• **Records to use**
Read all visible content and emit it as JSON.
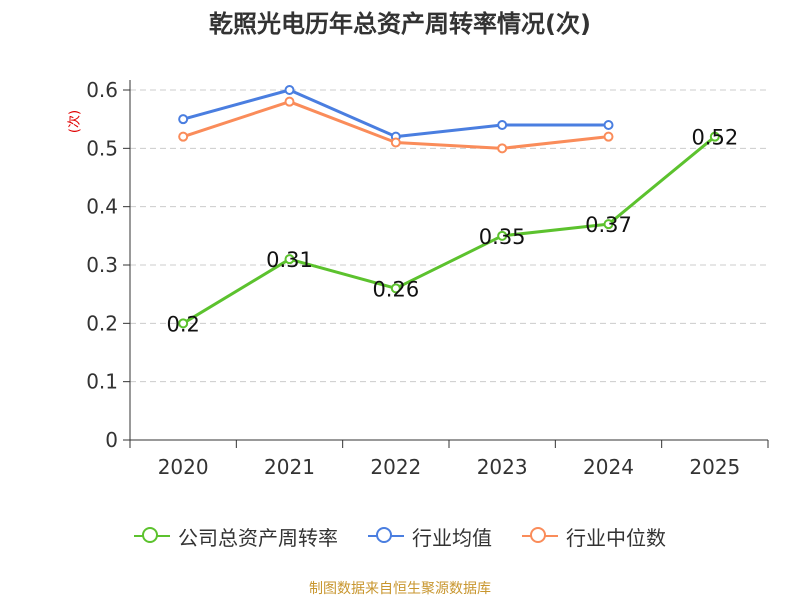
{
  "chart_data": {
    "type": "line",
    "title": "乾照光电历年总资产周转率情况(次)",
    "ylabel": "(次)",
    "categories": [
      "2020",
      "2021",
      "2022",
      "2023",
      "2024",
      "2025"
    ],
    "ylim": [
      0,
      0.6
    ],
    "yticks": [
      "0",
      "0.1",
      "0.2",
      "0.3",
      "0.4",
      "0.5",
      "0.6"
    ],
    "grid": true,
    "legend_position": "bottom",
    "series": [
      {
        "name": "公司总资产周转率",
        "color": "#5cc22e",
        "values": [
          0.2,
          0.31,
          0.26,
          0.35,
          0.37,
          0.52
        ],
        "data_labels": [
          "0.2",
          "0.31",
          "0.26",
          "0.35",
          "0.37",
          "0.52"
        ]
      },
      {
        "name": "行业均值",
        "color": "#4a7ee0",
        "values": [
          0.55,
          0.6,
          0.52,
          0.54,
          0.54,
          null
        ]
      },
      {
        "name": "行业中位数",
        "color": "#fa8c5a",
        "values": [
          0.52,
          0.58,
          0.51,
          0.5,
          0.52,
          null
        ]
      }
    ]
  },
  "footer": {
    "source": "制图数据来自恒生聚源数据库"
  }
}
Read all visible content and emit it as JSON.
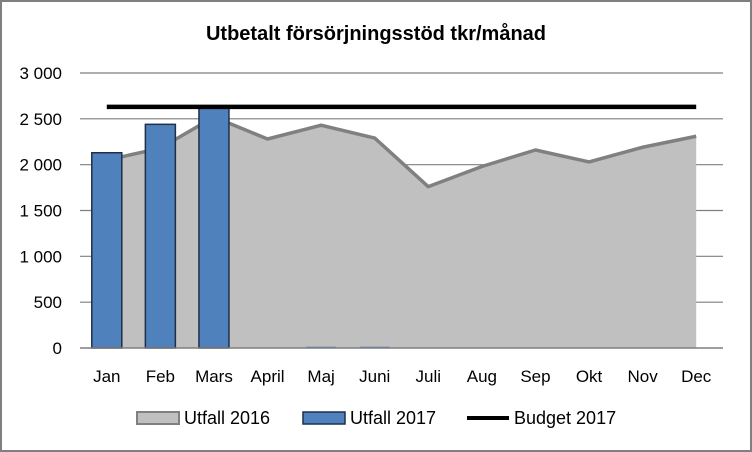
{
  "chart_data": {
    "type": "area",
    "title": "Utbetalt försörjningsstöd tkr/månad",
    "xlabel": "",
    "ylabel": "",
    "categories": [
      "Jan",
      "Feb",
      "Mars",
      "April",
      "Maj",
      "Juni",
      "Juli",
      "Aug",
      "Sep",
      "Okt",
      "Nov",
      "Dec"
    ],
    "ylim": [
      0,
      3000
    ],
    "yticks": [
      0,
      500,
      1000,
      1500,
      2000,
      2500,
      3000
    ],
    "ytick_labels": [
      "0",
      "500",
      "1 000",
      "1 500",
      "2 000",
      "2 500",
      "3 000"
    ],
    "grid": true,
    "legend_position": "bottom",
    "series": [
      {
        "name": "Utfall 2016",
        "type": "area",
        "color": "#c0c0c0",
        "line_color": "#808080",
        "values": [
          2050,
          2180,
          2520,
          2280,
          2430,
          2290,
          1760,
          1980,
          2160,
          2030,
          2190,
          2310
        ]
      },
      {
        "name": "Utfall 2017",
        "type": "bar",
        "color": "#4f81bd",
        "border_color": "#1f2f4a",
        "values": [
          2130,
          2440,
          2620,
          0,
          0,
          0,
          0,
          0,
          0,
          0,
          0,
          0
        ]
      },
      {
        "name": "Budget 2017",
        "type": "line",
        "color": "#000000",
        "values": [
          2630,
          2630,
          2630,
          2630,
          2630,
          2630,
          2630,
          2630,
          2630,
          2630,
          2630,
          2630
        ]
      }
    ]
  }
}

• **Task objective**
Working from the material above, transcribe it exactly while omitting pictures.

• **Solution to the exercise**
Read all visible content and emit it as JSON.
{
  "chart_data": {
    "type": "line",
    "title": "乾照光电历年总资产周转率情况(次)",
    "ylabel": "(次)",
    "categories": [
      "2020",
      "2021",
      "2022",
      "2023",
      "2024",
      "2025"
    ],
    "ylim": [
      0,
      0.6
    ],
    "yticks": [
      "0",
      "0.1",
      "0.2",
      "0.3",
      "0.4",
      "0.5",
      "0.6"
    ],
    "grid": true,
    "legend_position": "bottom",
    "series": [
      {
        "name": "公司总资产周转率",
        "color": "#5cc22e",
        "values": [
          0.2,
          0.31,
          0.26,
          0.35,
          0.37,
          0.52
        ],
        "data_labels": [
          "0.2",
          "0.31",
          "0.26",
          "0.35",
          "0.37",
          "0.52"
        ]
      },
      {
        "name": "行业均值",
        "color": "#4a7ee0",
        "values": [
          0.55,
          0.6,
          0.52,
          0.54,
          0.54,
          null
        ]
      },
      {
        "name": "行业中位数",
        "color": "#fa8c5a",
        "values": [
          0.52,
          0.58,
          0.51,
          0.5,
          0.52,
          null
        ]
      }
    ]
  },
  "footer": {
    "source": "制图数据来自恒生聚源数据库"
  }
}
Read all visible content and emit it as JSON.
{
  "chart_data": {
    "type": "area",
    "title": "Utbetalt försörjningsstöd tkr/månad",
    "xlabel": "",
    "ylabel": "",
    "categories": [
      "Jan",
      "Feb",
      "Mars",
      "April",
      "Maj",
      "Juni",
      "Juli",
      "Aug",
      "Sep",
      "Okt",
      "Nov",
      "Dec"
    ],
    "ylim": [
      0,
      3000
    ],
    "yticks": [
      0,
      500,
      1000,
      1500,
      2000,
      2500,
      3000
    ],
    "ytick_labels": [
      "0",
      "500",
      "1 000",
      "1 500",
      "2 000",
      "2 500",
      "3 000"
    ],
    "grid": true,
    "legend_position": "bottom",
    "series": [
      {
        "name": "Utfall 2016",
        "type": "area",
        "color": "#c0c0c0",
        "line_color": "#808080",
        "values": [
          2050,
          2180,
          2520,
          2280,
          2430,
          2290,
          1760,
          1980,
          2160,
          2030,
          2190,
          2310
        ]
      },
      {
        "name": "Utfall 2017",
        "type": "bar",
        "color": "#4f81bd",
        "border_color": "#1f2f4a",
        "values": [
          2130,
          2440,
          2620,
          0,
          0,
          0,
          0,
          0,
          0,
          0,
          0,
          0
        ]
      },
      {
        "name": "Budget 2017",
        "type": "line",
        "color": "#000000",
        "values": [
          2630,
          2630,
          2630,
          2630,
          2630,
          2630,
          2630,
          2630,
          2630,
          2630,
          2630,
          2630
        ]
      }
    ]
  }
}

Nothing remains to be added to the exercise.